[Collected data]
□ □ □

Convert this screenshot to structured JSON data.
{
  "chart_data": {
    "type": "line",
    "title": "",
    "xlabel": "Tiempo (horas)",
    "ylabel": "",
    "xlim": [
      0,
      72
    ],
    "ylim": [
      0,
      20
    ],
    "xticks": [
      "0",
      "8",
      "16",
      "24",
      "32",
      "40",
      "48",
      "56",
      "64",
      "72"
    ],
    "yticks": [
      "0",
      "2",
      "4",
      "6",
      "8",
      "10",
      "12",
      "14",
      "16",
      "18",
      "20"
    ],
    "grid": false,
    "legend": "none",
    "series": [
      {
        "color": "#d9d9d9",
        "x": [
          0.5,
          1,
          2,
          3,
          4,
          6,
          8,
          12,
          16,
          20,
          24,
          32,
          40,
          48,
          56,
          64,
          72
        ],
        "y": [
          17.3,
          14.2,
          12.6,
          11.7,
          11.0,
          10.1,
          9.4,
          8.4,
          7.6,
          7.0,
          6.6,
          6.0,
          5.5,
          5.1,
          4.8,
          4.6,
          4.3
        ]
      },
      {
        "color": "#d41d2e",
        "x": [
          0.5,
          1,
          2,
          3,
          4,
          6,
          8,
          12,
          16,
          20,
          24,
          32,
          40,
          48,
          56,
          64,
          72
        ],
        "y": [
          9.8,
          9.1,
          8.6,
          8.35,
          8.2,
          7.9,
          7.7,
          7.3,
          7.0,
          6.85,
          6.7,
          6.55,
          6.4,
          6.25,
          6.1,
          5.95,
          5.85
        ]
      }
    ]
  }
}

□ □ □

EXERCISE OBJECTIVE: Set down each entry again, unchanged.

RESPONSE TO THE EXERCISE:
Convert this screenshot to structured JSON data.
{
  "chart_data": {
    "type": "line",
    "title": "",
    "xlabel": "Tiempo (horas)",
    "ylabel": "",
    "xlim": [
      0,
      72
    ],
    "ylim": [
      0,
      20
    ],
    "xticks": [
      "0",
      "8",
      "16",
      "24",
      "32",
      "40",
      "48",
      "56",
      "64",
      "72"
    ],
    "yticks": [
      "0",
      "2",
      "4",
      "6",
      "8",
      "10",
      "12",
      "14",
      "16",
      "18",
      "20"
    ],
    "grid": false,
    "legend": "none",
    "series": [
      {
        "color": "#d9d9d9",
        "x": [
          0.5,
          1,
          2,
          3,
          4,
          6,
          8,
          12,
          16,
          20,
          24,
          32,
          40,
          48,
          56,
          64,
          72
        ],
        "y": [
          17.3,
          14.2,
          12.6,
          11.7,
          11.0,
          10.1,
          9.4,
          8.4,
          7.6,
          7.0,
          6.6,
          6.0,
          5.5,
          5.1,
          4.8,
          4.6,
          4.3
        ]
      },
      {
        "color": "#d41d2e",
        "x": [
          0.5,
          1,
          2,
          3,
          4,
          6,
          8,
          12,
          16,
          20,
          24,
          32,
          40,
          48,
          56,
          64,
          72
        ],
        "y": [
          9.8,
          9.1,
          8.6,
          8.35,
          8.2,
          7.9,
          7.7,
          7.3,
          7.0,
          6.85,
          6.7,
          6.55,
          6.4,
          6.25,
          6.1,
          5.95,
          5.85
        ]
      }
    ]
  }
}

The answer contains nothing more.